Source records
━━━━━━━━━━━━━━━━
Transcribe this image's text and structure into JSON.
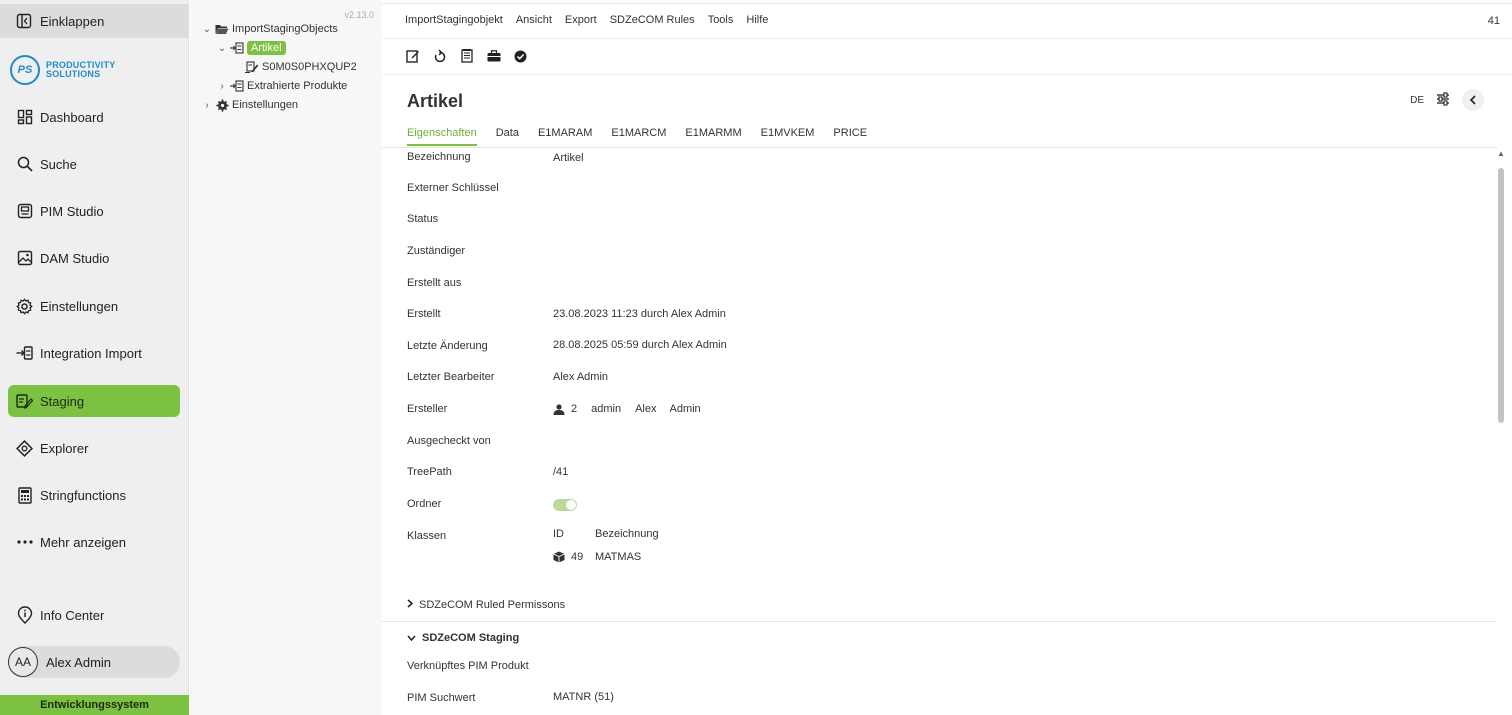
{
  "nav": {
    "collapse_label": "Einklappen",
    "logo": {
      "mark": "PS",
      "line1": "PRODUCTIVITY",
      "line2": "SOLUTIONS"
    },
    "items": [
      {
        "label": "Dashboard",
        "icon": "dashboard-icon"
      },
      {
        "label": "Suche",
        "icon": "search-icon"
      },
      {
        "label": "PIM Studio",
        "icon": "pim-studio-icon"
      },
      {
        "label": "DAM Studio",
        "icon": "image-icon"
      },
      {
        "label": "Einstellungen",
        "icon": "gear-icon"
      },
      {
        "label": "Integration Import",
        "icon": "import-icon"
      },
      {
        "label": "Staging",
        "icon": "staging-icon",
        "active": true
      },
      {
        "label": "Explorer",
        "icon": "explorer-icon"
      },
      {
        "label": "Stringfunctions",
        "icon": "calculator-icon"
      },
      {
        "label": "Mehr anzeigen",
        "icon": "more-icon"
      }
    ],
    "info_center": "Info Center",
    "user": {
      "initials": "AA",
      "name": "Alex Admin"
    },
    "environment": "Entwicklungssystem",
    "accent": "#7cc142"
  },
  "tree": {
    "version": "v2.13.0",
    "root": "ImportStagingObjects",
    "selected": "Artikel",
    "child": "S0M0S0PHXQUP2",
    "extracted": "Extrahierte Produkte",
    "settings": "Einstellungen"
  },
  "menubar": {
    "items": [
      "ImportStagingobjekt",
      "Ansicht",
      "Export",
      "SDZeCOM Rules",
      "Tools",
      "Hilfe"
    ],
    "right": "41"
  },
  "page": {
    "title": "Artikel",
    "language": "DE"
  },
  "tabs": [
    "Eigenschaften",
    "Data",
    "E1MARAM",
    "E1MARCM",
    "E1MARMM",
    "E1MVKEM",
    "PRICE"
  ],
  "fields": {
    "bezeichnung": {
      "label": "Bezeichnung",
      "value": "Artikel"
    },
    "extern": {
      "label": "Externer Schlüssel",
      "value": ""
    },
    "status": {
      "label": "Status",
      "value": ""
    },
    "zustaendiger": {
      "label": "Zuständiger",
      "value": ""
    },
    "erstellt_aus": {
      "label": "Erstellt aus",
      "value": ""
    },
    "erstellt": {
      "label": "Erstellt",
      "value": "23.08.2023 11:23 durch Alex Admin"
    },
    "letzte_aenderung": {
      "label": "Letzte Änderung",
      "value": "28.08.2025 05:59 durch Alex Admin"
    },
    "letzter_bearbeiter": {
      "label": "Letzter Bearbeiter",
      "value": "Alex Admin"
    },
    "ersteller": {
      "label": "Ersteller",
      "id": "2",
      "login": "admin",
      "first": "Alex",
      "last": "Admin"
    },
    "ausgecheckt": {
      "label": "Ausgecheckt von",
      "value": ""
    },
    "treepath": {
      "label": "TreePath",
      "value": "/41"
    },
    "ordner": {
      "label": "Ordner",
      "checked": true
    },
    "klassen": {
      "label": "Klassen",
      "col_id": "ID",
      "col_name": "Bezeichnung",
      "row_id": "49",
      "row_name": "MATMAS"
    }
  },
  "sections": {
    "permissions": "SDZeCOM Ruled Permissons",
    "staging": "SDZeCOM Staging",
    "linked_label": "Verknüpftes PIM Produkt",
    "search_label": "PIM Suchwert",
    "search_value": "MATNR (51)"
  }
}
━━━━━━━━━━━━━━━━
TASK BRIEF:
Gather every line from the listing above in which "Alex" appears, and copy those lines.

FINAL RESULT:
      "name": "Alex Admin"
      "value": "23.08.2023 11:23 durch Alex Admin"
      "value": "28.08.2025 05:59 durch Alex Admin"
      "value": "Alex Admin"
      "first": "Alex",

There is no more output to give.